**YOUR GOAL:**
Scan the following material for the string "title" and copy each line in which it appears.

* BEGIN SOURCE RECORDS *

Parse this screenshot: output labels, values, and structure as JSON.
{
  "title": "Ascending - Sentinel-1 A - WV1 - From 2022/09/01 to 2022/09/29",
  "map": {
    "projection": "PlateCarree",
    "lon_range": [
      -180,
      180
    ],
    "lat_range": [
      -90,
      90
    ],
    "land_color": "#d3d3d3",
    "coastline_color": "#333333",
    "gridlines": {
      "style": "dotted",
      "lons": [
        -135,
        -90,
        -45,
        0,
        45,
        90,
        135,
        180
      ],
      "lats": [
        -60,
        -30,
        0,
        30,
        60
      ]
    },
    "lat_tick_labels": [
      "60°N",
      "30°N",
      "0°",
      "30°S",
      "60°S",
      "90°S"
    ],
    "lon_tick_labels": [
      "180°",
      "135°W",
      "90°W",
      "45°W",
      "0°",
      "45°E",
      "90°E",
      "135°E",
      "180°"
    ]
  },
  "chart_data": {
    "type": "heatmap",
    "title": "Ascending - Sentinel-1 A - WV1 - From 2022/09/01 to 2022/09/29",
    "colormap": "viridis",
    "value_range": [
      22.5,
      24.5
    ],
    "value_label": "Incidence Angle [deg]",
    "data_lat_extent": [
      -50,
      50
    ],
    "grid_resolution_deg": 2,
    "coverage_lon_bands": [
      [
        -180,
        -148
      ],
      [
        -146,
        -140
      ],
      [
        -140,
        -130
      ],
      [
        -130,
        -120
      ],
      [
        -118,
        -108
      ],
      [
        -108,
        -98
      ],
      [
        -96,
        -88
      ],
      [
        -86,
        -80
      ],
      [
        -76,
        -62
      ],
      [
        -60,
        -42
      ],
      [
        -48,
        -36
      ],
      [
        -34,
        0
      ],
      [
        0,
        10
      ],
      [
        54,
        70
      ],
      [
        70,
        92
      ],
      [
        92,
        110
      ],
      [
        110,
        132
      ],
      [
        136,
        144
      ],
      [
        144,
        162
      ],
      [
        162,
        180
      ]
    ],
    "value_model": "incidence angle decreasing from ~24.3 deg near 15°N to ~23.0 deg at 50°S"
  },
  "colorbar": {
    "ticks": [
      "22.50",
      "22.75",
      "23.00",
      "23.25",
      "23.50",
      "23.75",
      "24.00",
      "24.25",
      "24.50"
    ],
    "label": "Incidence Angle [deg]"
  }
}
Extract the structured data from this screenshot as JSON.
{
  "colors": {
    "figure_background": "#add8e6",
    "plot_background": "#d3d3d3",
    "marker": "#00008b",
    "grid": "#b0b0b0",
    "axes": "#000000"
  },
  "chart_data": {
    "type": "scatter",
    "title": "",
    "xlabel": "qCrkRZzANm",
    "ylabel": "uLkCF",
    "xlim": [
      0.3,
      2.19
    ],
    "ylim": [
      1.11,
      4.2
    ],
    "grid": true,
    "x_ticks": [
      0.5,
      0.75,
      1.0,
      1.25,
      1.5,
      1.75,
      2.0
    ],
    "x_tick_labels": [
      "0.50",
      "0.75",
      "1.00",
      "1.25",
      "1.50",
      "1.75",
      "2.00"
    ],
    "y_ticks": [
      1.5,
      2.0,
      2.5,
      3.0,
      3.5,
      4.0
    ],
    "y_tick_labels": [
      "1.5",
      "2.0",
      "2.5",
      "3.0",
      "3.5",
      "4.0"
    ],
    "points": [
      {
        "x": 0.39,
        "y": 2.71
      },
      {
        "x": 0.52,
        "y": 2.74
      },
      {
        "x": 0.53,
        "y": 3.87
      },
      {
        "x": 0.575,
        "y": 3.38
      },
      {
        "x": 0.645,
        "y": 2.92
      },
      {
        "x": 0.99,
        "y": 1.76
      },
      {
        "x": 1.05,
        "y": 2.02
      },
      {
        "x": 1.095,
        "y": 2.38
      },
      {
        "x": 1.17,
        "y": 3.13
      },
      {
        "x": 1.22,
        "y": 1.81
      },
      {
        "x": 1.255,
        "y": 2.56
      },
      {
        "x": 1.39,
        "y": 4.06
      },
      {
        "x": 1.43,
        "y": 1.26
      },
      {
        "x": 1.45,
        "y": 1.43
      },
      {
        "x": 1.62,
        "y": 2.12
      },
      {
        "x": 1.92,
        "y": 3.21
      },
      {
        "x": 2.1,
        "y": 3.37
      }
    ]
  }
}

* END SOURCE RECORDS *

**THE RESULT:**
  "title": "Ascending - Sentinel-1 A - WV1 - From 2022/09/01 to 2022/09/29",
    "title": "Ascending - Sentinel-1 A - WV1 - From 2022/09/01 to 2022/09/29",
    "title": "",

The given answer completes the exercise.